Look through the material below for "следующей". Copy every line that contains it.

_____

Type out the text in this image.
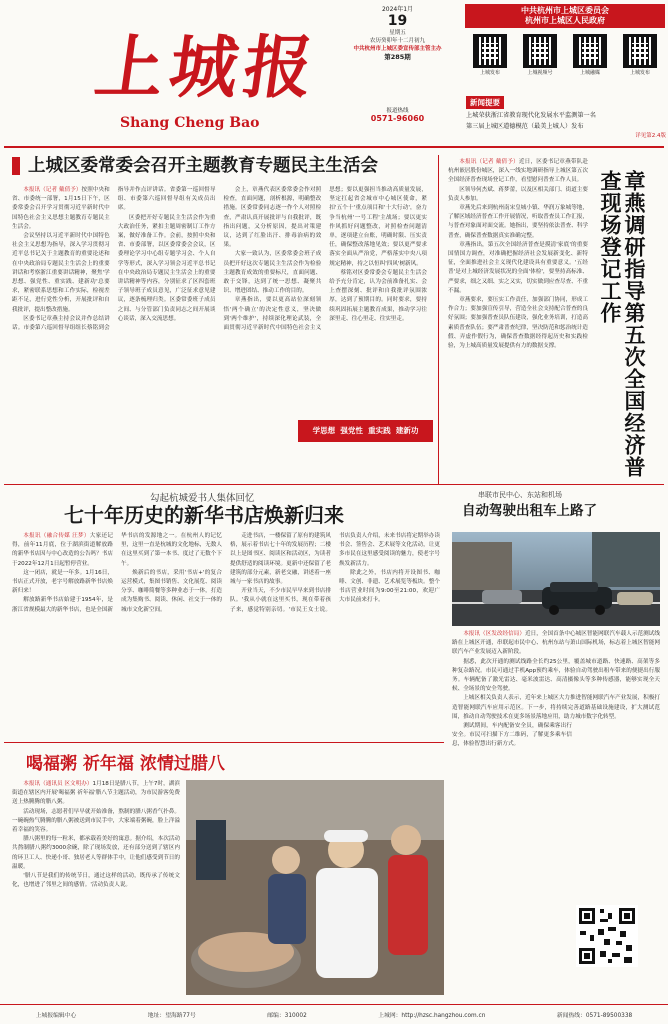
上城报
Shang Cheng Bao
2024年1月
19
星期五
农历癸卯年十二月初九
中共杭州市上城区委宣传部主管主办
第285期
报道热线
0571-96060
中共杭州市上城区委员会
杭州市上城区人民政府
上城发布	上城视频号	上城融媒	上城发布
新闻提要
上城荣获浙江省教育现代化发展水平监测第一名
第三届上城区道德模范（最美上城人）发布
详见第2.4版
上城区委常委会召开主题教育专题民主生活会

本报讯（记者 戴倩予）按照中央和省、市委统一部署，1月15日下午，区委常委会召开学习贯彻习近平新时代中国特色社会主义思想主题教育专题民主生活会。

会议坚持以习近平新时代中国特色社会主义思想为指导，深入学习贯彻习近平总书记关于主题教育的重要论述和在中央政治局专题民主生活会上的重要讲话和考察浙江重要讲话精神，聚焦'学思想、强党性、重实践、建新功'总要求，紧密联系思想和工作实际，检视差距不足，进行党性分析，开展批评和自我批评，提出整改措施。

区委书记章燕主持会议并作总结讲话。市委第六巡回督导组组长蔡铭到会指导并作点评讲话。省委第一巡回督导组、市委第六巡回督导组有关成员出席。

区委把开好专题民主生活会作为重大政治任务，紧扣主题周密制订工作方案，做好准备工作。会前，按照中央和省、市委部署，以区委常委会会议，区委理论学习中心组专题学习会、个人自学等形式，深入学习领会习近平总书记在中央政治局专题民主生活会上的重要讲话精神等内容，分别征求了区四套班子领导班子成员意见，广泛征求意见建议，逐条梳理归类。区委常委班子成员之间、与分管部门负责同志之间开展谈心谈话，深入交流思想。

会上，章燕代表区委常委会作对照检查，直面问题，剖析根源，明确整改措施。区委常委同志逐一作个人对照检查，严肃认真开展批评与自我批评，既指出问题，又分析原因，提出对策建议，达到了红脸出汗、排毒治病的效果。

大家一致认为，区委常委会班子成员把开好这次专题民主生活会作为检验主题教育成效的重要标尺，直面问题、敢于交锋，达到了统一思想、凝聚共识、增进团结、推动工作的目的。

章燕指出，要以更高站位深刻领悟'两个确立'的决定性意义，坚决做到'两个维护'，持续深化理论武装，全面贯彻习近平新时代中国特色社会主义思想；要以更强担当推动高质量发展，坚定扛起省会城市中心城区使命，紧扣'五个十'重点项目和'十大行动'，奋力争当杭州'一号工程'主战场；要以更实作风抓好问题整改，对照检查问题清单，逐项建立台账，明确时限、压实责任，确保整改落地见效；要以更严要求落实全面从严治党，严格落实中央八项规定精神，持之以恒纠'四风'树新风。

蔡铭对区委常委会专题民主生活会给予充分肯定，认为会前准备扎实、会上查摆深刻、批评和自我批评氛围浓厚，达到了预期目的。同时要求，要持续巩固拓展主题教育成果，推动学习往深里走、往心里走、往实里走。

学思想 强党性 重实践 建新功

本报讯（记者 戴倩予）近日，区委书记章燕带队赴杭州嵌居股份城区，深入一线实地调研指导上城区第五次全国经济普查现场登记工作，看望慰问普查工作人员。

区领导何杰斌、蒋梦蕾，以及区相关部门、街道主要负责人参加。

章燕先后来到杭州南宋皇城小镇、华润万象城等地，了解区域经济普查工作开展情况，听取普查员工作汇报，与普查对象面对面交流。她指出，要坚持依法普查、科学普查，确保普查数据真实准确完整。

章燕指出，第五次全国经济普查是摸清'家底'的重要国情国力调查，对准确把握经济社会发展新变化、新特征，全面推进社会主义现代化建设具有重要意义。'五经普'是对上城经济发展状况的全面'体检'，要坚持高标准、严要求，细之又细、实之又实，切实做到应查尽查、不重不漏。

章燕要求，要压实工作责任，加强部门协同，形成工作合力；要加强宣传引导，营造全社会支持配合普查的良好氛围；要加强普查员队伍建设，强化业务培训，打造高素质普查队伍；要严肃普查纪律，坚决防范和惩治统计造假、弄虚作假行为，确保普查数据经得起历史和实践检验，为上城高质量发展提供有力的数据支撑。	章燕调研指导第五次全国经济普查现场登记工作
勾起杭城爱书人集体回忆
七十年历史的新华书店焕新归来

本报讯（融合传媒 汪梦）大家还记得，前年11月底，位于湖滨街道解放路的新华书店因与中心改造的公告吗？书店于2022年12月1日起暂停营业。

这一闭店，就是一年多。1月16日，书店正式开放，老字号解放路新华书店焕新归来！

解放路新华书店始建于1954年，是浙江省规模最大的新华书店，也是全国新华书店的发源地之一。在杭州人的记忆里，这里一直是杭城的文化地标，无数人在这里买到了第一本书、度过了无数个下午。

焕新后的书店，采用'书店+'的复合运营模式，集图书销售、文化展览、阅读分享、咖啡简餐等多种业态于一体，打造成为集购书、阅读、休闲、社交于一体的城市文化新空间。

走进书店，一楼保留了原有的建筑风格，展示着书店七十年的发展历程；二楼以上是图书区、阅读区和活动区，为读者提供舒适的阅读环境。更新中还保留了老建筑的部分元素，新老交融，讲述着一座城与一家书店的故事。

开业当天，不少市民早早来到书店排队。'我从小就在这里买书，现在带着孩子来，感觉特别亲切。'市民王女士说。书店负责人介绍，未来书店将定期举办读书会、签售会、艺术展等文化活动，让更多市民在这里感受阅读的魅力，使老字号焕发新活力。

除此之外，书店内将开设图书、咖啡、文创、非遗、艺术展览等板块。整个书店营业时间为9:00至21:00，欢迎广大市民前来打卡。

串联市民中心、东站和机场
自动驾驶出租车上路了

本报讯（区发改经信局）近日，全国首条中心城区智能网联汽车载人示范测试线路在上城区开通，串联起市民中心、杭州东站与萧山国际机场，标志着上城区智能网联汽车产业发展迈入新阶段。

据悉，此次开通的测试线路全长约25公里，覆盖城市道路、快速路、高架等多种复杂路况。市民可通过手机App预约乘车，体验自动驾驶出租车带来的便捷出行服务。车辆配备了激光雷达、毫米波雷达、高清摄像头等多种传感器，能够实现全天候、全场景的安全驾驶。

上城区相关负责人表示，近年来上城区大力推进智能网联汽车产业发展，积极打造智能网联汽车应用示范区。下一步，将持续完善道路基础设施建设，扩大测试范围，推动自动驾驶技术在更多场景落地应用，助力城市数字化转型。

测试期间，车内配备安全员，确保乘客出行安全。市民可扫描下方二维码，了解更多乘车信息，体验智慧出行新方式。

喝福粥 祈年福 浓情过腊八

本报讯（通讯员 区文明办）1月18日是腊八节，上午7时，湖滨街道在辖区内开展'喝福粥 祈年福'腊八节主题活动，为市民游客免费送上热腾腾的腊八粥。

活动现场，志愿者们早早就开始准备，熬制的腊八粥香气扑鼻。一碗碗热气腾腾的腊八粥被送到市民手中，大家端着粥碗，脸上洋溢着幸福的笑容。

腊八粥里的每一粒米，都承载着美好的寓意。据介绍，本次活动共熬制腊八粥约3000余碗，除了现场发放，还有部分送到了辖区内的环卫工人、快递小哥、独居老人等群体手中，让他们感受到节日的温暖。

'腊八节是我们的传统节日，通过这样的活动，既传承了传统文化，也增进了邻里之间的感情。'活动负责人说。

上城报编辑中心	地址：望海路77号	邮编：310002	上城网：http://hzsc.hangzhou.com.cn	新闻热线：0571-89500338
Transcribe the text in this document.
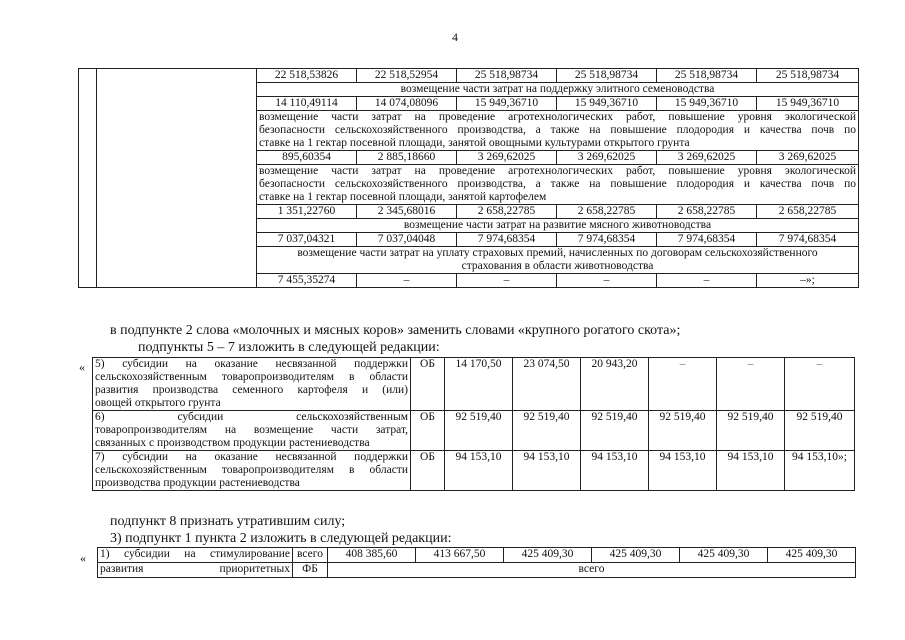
4
		22 518,53826	22 518,52954	25 518,98734	25 518,98734	25 518,98734	25 518,98734
		возмещение части затрат на поддержку элитного семеноводства					
		14 110,49114	14 074,08096	15 949,36710	15 949,36710	15 949,36710	15 949,36710

		возмещение части затрат на проведение агротехнологических работ, повышение уровня экологической
безопасности сельскохозяйственного производства, а также на повышение плодородия и качества почв по
ставке на 1 гектар посевной площади, занятой овощными культурами открытого грунта					

		895,60354	2 885,18660	3 269,62025	3 269,62025	3 269,62025	3 269,62025

		возмещение части затрат на проведение агротехнологических работ, повышение уровня экологической
безопасности сельскохозяйственного производства, а также на повышение плодородия и качества почв по
ставке на 1 гектар посевной площади, занятой картофелем					

		1 351,22760	2 345,68016	2 658,22785	2 658,22785	2 658,22785	2 658,22785
		возмещение части затрат на развитие мясного животноводства					
		7 037,04321	7 037,04048	7 974,68354	7 974,68354	7 974,68354	7 974,68354

		возмещение части затрат на уплату страховых премий, начисленных по договорам сельскохозяйственного
страхования в области животноводства					

		7 455,35274	–	–	–	–	–»;
в подпункте 2 слова «молочных и мясных коров» заменить словами «крупного рогатого скота»;
подпункты 5 – 7 изложить в следующей редакции:
« 5) субсидии на оказание несвязанной поддержки
сельскохозяйственным товаропроизводителям в области
развития производства семенного картофеля и (или)
овощей открытого грунта	ОБ	14 170,50	23 074,50	20 943,20	–	–	–

6) субсидии сельскохозяйственным
товаропроизводителям на возмещение части затрат,
связанных с производством продукции растениеводства	ОБ	92 519,40	92 519,40	92 519,40	92 519,40	92 519,40	92 519,40

7) субсидии на оказание несвязанной поддержки
сельскохозяйственным товаропроизводителям в области
производства продукции растениеводства	ОБ	94 153,10	94 153,10	94 153,10	94 153,10	94 153,10	94 153,10»;
подпункт 8 признать утратившим силу;
3) подпункт 1 пункта 2 изложить в следующей редакции:
« 1) субсидии на стимулирование	всего	408 385,60	413 667,50	425 409,30	425 409,30	425 409,30	425 409,30
развития приоритетных	ФБ	всего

_____

Answer to this exercise ::
подпункты 5 – 7 изложить в следующей редакции:
3) подпункт 1 пункта 2 изложить в следующей редакции:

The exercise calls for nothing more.